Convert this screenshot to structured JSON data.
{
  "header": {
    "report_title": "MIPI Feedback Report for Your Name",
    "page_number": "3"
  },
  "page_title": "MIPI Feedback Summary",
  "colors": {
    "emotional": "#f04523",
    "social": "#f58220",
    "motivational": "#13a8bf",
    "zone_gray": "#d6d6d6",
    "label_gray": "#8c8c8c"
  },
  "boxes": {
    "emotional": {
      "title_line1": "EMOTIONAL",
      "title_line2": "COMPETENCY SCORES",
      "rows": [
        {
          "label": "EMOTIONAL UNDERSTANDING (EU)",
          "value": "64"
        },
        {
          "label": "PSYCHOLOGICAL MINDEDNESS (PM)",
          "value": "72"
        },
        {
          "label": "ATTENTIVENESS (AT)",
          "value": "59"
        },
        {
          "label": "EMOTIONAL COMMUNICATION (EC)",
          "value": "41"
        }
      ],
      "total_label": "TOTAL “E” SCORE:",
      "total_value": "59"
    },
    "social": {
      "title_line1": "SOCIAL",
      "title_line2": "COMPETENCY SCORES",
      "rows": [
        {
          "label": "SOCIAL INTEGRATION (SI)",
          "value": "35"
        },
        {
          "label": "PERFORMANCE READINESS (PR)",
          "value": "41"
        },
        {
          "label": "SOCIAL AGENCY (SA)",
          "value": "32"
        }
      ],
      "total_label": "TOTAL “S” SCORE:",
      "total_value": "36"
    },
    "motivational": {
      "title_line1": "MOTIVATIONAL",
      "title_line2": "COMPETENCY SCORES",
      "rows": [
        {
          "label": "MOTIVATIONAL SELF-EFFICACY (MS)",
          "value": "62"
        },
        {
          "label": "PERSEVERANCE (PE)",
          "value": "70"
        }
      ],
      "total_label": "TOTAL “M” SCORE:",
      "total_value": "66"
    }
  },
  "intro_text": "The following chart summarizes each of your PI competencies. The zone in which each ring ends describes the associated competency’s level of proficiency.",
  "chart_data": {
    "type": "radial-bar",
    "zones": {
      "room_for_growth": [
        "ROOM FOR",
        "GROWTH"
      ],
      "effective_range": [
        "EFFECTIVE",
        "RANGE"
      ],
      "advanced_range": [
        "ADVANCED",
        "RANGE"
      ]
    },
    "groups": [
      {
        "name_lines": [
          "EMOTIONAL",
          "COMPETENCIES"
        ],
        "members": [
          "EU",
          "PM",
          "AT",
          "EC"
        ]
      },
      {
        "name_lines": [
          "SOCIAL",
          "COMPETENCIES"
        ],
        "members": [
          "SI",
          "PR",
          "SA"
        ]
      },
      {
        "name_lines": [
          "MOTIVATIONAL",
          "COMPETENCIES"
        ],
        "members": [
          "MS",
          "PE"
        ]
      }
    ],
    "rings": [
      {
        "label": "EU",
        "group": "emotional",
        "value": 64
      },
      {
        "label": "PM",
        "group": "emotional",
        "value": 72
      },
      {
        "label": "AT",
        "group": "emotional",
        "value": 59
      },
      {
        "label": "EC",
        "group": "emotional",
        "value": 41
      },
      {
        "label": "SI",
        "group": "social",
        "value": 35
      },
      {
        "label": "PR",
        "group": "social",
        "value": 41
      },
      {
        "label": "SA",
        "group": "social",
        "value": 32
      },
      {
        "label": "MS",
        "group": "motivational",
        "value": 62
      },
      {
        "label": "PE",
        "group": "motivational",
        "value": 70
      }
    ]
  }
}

### TO BE DONE
Reproduce each line of the entries in which the word "Feedback" is found.

### SOLUTION BELOW
    "report_title": "MIPI Feedback Report for Your Name",
  "page_title": "MIPI Feedback Summary",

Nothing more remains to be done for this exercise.